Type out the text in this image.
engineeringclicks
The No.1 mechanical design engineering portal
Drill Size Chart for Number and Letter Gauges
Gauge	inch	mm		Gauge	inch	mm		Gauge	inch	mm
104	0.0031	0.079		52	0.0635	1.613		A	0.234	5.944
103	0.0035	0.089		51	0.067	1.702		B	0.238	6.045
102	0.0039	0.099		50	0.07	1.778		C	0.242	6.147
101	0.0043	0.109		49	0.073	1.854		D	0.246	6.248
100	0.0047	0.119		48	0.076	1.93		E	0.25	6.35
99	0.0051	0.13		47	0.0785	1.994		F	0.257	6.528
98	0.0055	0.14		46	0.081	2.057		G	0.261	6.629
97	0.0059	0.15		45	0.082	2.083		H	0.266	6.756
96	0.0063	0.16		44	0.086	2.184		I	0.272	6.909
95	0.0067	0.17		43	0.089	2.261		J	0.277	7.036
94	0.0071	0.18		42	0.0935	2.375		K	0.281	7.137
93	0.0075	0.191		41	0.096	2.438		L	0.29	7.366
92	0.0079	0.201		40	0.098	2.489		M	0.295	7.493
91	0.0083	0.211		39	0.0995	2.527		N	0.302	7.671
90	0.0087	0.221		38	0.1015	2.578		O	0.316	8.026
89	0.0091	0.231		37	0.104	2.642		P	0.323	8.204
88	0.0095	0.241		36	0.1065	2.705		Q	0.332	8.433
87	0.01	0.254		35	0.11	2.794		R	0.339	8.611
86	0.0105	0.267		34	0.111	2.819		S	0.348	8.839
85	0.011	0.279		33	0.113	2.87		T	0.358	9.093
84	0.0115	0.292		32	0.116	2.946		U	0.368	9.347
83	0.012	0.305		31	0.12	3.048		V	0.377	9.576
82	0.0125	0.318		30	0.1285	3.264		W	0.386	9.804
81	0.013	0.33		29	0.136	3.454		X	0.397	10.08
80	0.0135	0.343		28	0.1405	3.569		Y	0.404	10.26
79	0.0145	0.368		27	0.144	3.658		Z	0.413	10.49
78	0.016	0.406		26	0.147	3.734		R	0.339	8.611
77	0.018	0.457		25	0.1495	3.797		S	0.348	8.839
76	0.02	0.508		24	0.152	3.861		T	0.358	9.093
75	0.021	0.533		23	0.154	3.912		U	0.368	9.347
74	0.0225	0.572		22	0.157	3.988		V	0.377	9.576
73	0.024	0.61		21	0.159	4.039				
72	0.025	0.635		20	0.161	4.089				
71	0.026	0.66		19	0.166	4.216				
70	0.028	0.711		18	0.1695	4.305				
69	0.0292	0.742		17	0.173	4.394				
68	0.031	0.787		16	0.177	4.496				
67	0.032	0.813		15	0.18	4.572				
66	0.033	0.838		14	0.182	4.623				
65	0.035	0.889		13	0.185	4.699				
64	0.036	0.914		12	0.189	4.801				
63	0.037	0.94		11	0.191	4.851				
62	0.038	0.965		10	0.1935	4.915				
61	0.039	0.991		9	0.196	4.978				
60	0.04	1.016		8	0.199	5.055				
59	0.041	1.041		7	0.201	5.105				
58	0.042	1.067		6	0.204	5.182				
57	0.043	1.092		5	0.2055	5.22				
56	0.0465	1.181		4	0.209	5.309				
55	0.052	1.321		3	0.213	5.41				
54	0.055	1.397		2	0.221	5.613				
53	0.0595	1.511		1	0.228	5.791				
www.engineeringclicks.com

************

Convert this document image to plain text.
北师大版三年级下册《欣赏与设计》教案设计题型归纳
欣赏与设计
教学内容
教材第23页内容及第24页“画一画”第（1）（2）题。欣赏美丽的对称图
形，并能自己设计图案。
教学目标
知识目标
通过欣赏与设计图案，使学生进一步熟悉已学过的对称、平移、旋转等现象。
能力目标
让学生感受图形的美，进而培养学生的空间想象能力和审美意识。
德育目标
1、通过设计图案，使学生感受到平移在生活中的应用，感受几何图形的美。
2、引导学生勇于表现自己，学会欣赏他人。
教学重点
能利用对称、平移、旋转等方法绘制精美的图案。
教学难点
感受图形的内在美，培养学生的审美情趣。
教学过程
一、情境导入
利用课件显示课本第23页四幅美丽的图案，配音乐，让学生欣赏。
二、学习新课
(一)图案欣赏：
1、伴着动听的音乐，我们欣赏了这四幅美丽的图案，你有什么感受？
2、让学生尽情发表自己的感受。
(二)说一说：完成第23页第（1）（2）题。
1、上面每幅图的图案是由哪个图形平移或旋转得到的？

************

> Exercise prompt:
Report only a number: how many lines in the material above contain the string "text".

> The completed task:
2